▶ _Exercise task_
Find the string "Havoc" and gather every line that holds it.

══ Extracted records

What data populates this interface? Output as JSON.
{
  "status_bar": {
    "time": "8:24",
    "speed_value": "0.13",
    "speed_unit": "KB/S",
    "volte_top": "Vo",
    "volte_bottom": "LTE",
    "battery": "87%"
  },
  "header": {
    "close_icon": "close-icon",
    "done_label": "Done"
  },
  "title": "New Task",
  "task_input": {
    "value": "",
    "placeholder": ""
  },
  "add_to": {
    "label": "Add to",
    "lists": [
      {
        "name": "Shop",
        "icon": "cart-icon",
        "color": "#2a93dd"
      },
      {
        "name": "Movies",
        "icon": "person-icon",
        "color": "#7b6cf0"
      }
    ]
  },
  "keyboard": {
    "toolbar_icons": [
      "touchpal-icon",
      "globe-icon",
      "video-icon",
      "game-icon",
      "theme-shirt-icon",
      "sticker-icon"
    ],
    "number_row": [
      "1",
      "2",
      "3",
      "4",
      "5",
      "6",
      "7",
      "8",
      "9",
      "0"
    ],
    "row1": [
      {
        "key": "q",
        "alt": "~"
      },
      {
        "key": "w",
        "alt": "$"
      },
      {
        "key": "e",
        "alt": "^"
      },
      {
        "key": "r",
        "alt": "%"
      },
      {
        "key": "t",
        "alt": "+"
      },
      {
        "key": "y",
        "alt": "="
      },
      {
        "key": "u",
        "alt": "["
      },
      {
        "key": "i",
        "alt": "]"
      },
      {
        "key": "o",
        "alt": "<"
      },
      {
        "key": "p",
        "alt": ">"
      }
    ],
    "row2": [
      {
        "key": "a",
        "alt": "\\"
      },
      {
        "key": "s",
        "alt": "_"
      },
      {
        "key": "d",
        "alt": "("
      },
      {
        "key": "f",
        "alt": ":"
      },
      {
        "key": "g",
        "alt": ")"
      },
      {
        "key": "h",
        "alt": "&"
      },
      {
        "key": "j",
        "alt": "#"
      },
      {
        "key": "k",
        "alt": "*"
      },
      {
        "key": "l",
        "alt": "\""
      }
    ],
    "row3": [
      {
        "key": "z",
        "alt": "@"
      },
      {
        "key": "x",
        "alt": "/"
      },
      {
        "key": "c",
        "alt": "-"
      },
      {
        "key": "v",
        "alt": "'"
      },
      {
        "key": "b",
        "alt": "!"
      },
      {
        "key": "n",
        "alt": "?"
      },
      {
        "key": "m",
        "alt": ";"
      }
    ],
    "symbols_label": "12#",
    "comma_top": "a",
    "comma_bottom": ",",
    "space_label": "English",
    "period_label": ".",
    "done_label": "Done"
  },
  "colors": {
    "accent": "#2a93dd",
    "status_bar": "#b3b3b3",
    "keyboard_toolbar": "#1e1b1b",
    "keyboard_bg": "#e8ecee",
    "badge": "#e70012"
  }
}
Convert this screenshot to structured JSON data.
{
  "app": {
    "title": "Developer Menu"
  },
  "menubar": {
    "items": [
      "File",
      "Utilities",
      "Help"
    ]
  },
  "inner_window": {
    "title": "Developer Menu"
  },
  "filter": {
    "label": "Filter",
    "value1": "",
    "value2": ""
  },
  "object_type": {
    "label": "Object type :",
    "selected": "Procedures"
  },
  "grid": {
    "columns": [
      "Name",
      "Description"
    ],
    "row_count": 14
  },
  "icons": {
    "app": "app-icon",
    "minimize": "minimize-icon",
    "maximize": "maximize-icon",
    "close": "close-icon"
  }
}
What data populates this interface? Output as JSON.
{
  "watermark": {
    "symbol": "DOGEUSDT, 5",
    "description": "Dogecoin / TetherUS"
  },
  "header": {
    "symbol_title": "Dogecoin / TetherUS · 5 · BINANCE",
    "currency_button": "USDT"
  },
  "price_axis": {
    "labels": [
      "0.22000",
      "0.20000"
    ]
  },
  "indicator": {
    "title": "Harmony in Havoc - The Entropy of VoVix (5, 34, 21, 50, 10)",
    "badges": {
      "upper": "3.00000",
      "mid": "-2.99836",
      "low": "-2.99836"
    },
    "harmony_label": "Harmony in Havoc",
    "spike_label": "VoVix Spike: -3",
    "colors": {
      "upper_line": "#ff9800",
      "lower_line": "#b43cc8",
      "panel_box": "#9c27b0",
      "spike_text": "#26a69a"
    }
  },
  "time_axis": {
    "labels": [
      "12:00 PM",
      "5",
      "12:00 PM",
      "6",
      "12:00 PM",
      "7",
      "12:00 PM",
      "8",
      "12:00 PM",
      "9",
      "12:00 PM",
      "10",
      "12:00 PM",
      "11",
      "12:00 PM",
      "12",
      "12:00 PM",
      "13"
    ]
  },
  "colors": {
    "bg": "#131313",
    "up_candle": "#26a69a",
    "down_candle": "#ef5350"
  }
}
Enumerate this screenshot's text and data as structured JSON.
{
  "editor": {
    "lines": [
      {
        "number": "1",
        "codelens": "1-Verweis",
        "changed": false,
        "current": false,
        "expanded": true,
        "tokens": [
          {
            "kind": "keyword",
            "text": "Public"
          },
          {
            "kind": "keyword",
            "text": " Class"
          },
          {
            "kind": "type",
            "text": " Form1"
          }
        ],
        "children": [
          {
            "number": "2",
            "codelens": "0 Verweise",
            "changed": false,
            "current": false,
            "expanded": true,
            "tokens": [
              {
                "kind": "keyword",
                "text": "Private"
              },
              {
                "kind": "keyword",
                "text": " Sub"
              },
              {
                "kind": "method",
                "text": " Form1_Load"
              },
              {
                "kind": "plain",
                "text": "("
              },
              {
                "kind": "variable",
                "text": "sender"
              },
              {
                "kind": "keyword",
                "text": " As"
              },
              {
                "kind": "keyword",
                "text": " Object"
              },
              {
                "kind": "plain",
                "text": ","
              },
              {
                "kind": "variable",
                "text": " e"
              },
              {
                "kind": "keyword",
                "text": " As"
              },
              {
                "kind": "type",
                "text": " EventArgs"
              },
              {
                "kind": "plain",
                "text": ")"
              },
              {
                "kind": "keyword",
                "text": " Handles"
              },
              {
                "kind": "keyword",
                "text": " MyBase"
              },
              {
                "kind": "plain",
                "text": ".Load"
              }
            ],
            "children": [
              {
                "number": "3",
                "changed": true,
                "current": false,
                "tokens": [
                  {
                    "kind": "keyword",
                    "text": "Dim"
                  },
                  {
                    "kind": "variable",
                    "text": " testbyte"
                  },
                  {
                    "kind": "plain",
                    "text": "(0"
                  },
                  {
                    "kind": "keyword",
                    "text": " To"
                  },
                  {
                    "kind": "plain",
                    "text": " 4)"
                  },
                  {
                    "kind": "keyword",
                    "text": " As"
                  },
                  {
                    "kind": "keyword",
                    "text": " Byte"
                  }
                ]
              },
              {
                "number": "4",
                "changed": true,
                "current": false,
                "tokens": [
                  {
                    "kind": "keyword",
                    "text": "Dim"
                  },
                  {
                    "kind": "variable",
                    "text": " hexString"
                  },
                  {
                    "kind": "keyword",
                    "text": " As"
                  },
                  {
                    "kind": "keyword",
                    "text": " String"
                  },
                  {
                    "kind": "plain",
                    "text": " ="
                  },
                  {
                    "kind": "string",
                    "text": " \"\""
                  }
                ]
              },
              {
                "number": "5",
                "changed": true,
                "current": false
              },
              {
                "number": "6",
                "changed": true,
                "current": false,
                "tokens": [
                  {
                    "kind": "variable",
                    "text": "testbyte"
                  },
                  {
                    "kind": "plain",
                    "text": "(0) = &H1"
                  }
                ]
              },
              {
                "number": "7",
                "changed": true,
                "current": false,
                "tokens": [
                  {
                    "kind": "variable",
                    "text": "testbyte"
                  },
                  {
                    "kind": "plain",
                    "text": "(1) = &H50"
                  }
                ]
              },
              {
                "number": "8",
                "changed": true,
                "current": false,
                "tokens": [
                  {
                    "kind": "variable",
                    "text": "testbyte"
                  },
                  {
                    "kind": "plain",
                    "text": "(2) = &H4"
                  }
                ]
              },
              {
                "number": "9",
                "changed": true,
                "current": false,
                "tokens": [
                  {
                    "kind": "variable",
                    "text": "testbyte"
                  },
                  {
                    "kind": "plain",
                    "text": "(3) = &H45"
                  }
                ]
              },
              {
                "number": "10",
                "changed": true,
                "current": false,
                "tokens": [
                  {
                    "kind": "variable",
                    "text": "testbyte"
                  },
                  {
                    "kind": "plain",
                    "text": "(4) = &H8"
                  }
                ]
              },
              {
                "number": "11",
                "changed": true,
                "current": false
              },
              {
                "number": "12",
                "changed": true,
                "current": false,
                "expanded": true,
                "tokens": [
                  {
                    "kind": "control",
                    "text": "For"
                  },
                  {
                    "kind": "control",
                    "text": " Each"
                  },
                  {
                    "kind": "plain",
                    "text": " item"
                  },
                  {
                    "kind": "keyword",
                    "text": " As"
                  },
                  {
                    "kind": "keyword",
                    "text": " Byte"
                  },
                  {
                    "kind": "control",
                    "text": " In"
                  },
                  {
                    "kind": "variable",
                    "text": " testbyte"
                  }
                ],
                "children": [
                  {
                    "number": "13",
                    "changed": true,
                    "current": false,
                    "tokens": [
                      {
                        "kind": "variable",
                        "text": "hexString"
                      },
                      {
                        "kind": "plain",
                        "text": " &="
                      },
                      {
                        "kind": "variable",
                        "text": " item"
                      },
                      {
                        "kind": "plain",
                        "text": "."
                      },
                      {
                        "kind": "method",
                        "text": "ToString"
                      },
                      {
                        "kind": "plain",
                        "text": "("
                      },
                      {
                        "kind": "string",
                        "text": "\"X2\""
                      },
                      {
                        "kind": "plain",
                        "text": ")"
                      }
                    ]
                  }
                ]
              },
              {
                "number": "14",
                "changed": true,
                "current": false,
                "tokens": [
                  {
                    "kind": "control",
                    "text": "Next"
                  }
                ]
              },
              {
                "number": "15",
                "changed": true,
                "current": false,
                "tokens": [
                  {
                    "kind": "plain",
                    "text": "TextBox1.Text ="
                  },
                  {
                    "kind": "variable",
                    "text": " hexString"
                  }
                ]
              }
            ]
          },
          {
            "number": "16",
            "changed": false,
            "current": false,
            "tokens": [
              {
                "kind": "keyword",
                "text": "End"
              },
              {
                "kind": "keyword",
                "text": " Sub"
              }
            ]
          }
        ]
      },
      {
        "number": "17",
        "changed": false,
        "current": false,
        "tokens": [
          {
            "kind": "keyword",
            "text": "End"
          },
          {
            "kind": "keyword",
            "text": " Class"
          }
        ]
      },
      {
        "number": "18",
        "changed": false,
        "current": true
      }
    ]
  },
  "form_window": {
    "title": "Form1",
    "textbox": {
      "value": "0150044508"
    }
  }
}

════

▶ _Finished exercise_
    "title": "Harmony in Havoc - The Entropy of VoVix (5, 34, 21, 50, 10)",
    "harmony_label": "Harmony in Havoc",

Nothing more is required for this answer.